(Dataset entries on figures)
start
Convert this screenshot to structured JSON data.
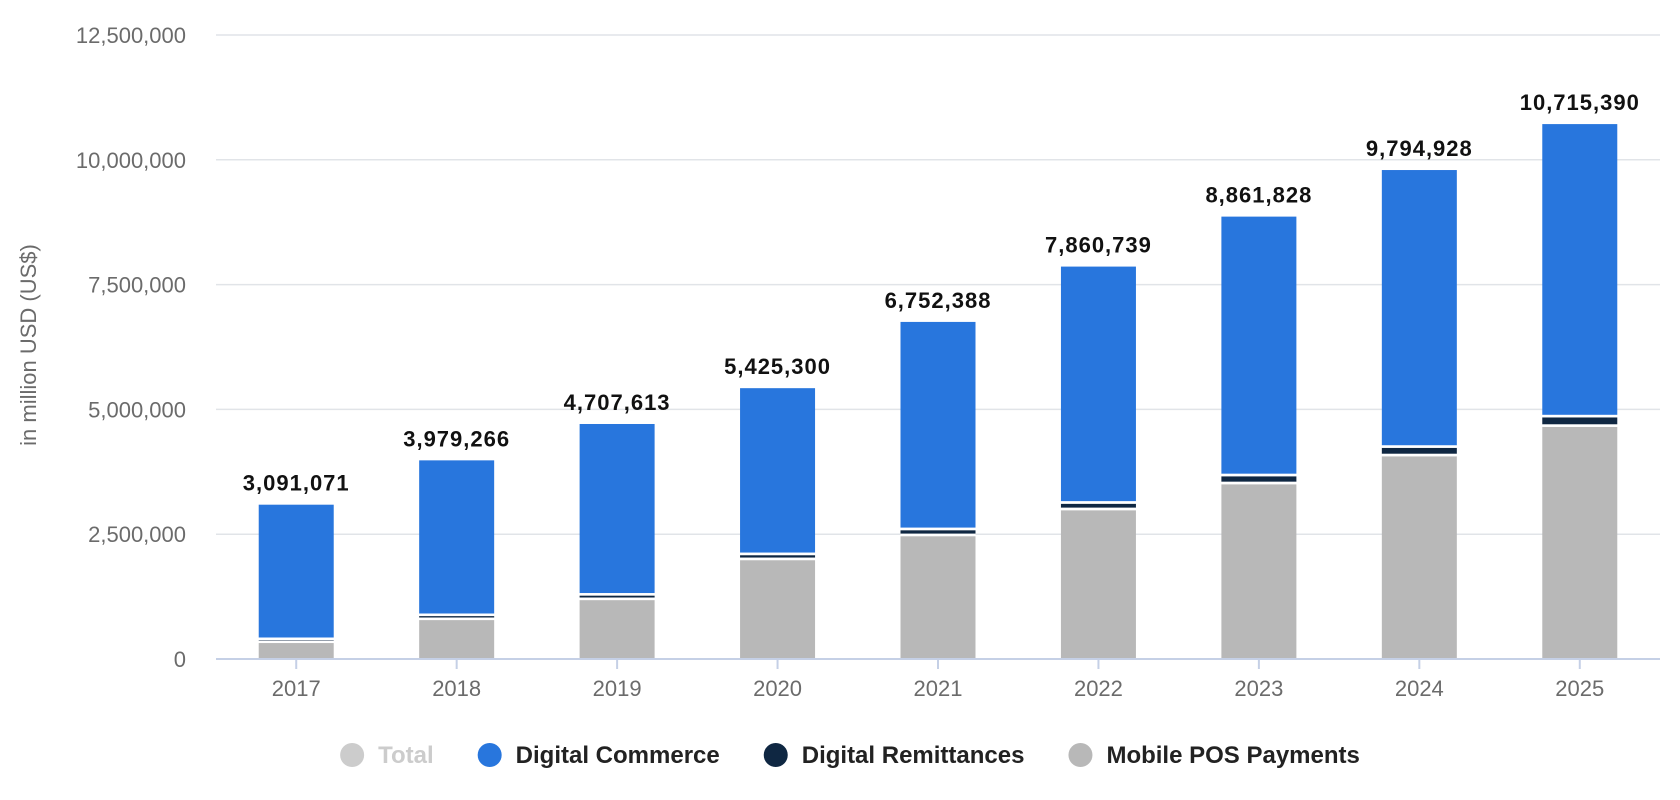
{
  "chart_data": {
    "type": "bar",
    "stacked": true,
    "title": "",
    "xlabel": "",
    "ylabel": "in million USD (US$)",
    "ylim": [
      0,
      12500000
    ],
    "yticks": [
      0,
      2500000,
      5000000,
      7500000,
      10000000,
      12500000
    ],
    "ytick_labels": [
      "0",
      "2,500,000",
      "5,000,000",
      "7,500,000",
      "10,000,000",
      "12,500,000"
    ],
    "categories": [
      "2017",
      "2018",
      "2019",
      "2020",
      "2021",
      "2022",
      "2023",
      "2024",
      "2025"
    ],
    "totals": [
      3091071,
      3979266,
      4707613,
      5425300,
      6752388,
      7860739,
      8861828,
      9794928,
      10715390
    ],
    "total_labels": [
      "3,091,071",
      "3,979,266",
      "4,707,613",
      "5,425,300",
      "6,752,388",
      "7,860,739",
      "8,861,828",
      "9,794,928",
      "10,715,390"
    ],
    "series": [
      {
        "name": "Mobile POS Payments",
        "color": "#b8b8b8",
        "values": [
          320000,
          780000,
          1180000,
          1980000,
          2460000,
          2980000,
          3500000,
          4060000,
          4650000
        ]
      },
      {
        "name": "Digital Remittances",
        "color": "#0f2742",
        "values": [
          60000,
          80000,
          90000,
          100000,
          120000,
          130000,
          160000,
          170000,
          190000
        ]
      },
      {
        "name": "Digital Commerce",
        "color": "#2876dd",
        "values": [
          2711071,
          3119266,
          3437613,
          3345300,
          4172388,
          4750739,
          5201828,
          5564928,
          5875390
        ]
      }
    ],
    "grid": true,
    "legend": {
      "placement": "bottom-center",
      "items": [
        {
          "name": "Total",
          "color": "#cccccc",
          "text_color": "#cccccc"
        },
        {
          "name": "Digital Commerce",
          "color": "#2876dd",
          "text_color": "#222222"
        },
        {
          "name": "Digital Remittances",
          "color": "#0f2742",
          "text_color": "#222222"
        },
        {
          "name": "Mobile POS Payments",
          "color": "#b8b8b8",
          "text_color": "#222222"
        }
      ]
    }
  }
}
end
EXERCISE AIM
State the count of lines holding the string "Remittances" in the listing above, and nothing else.

RESPONSE TO THIS EXERCISE
2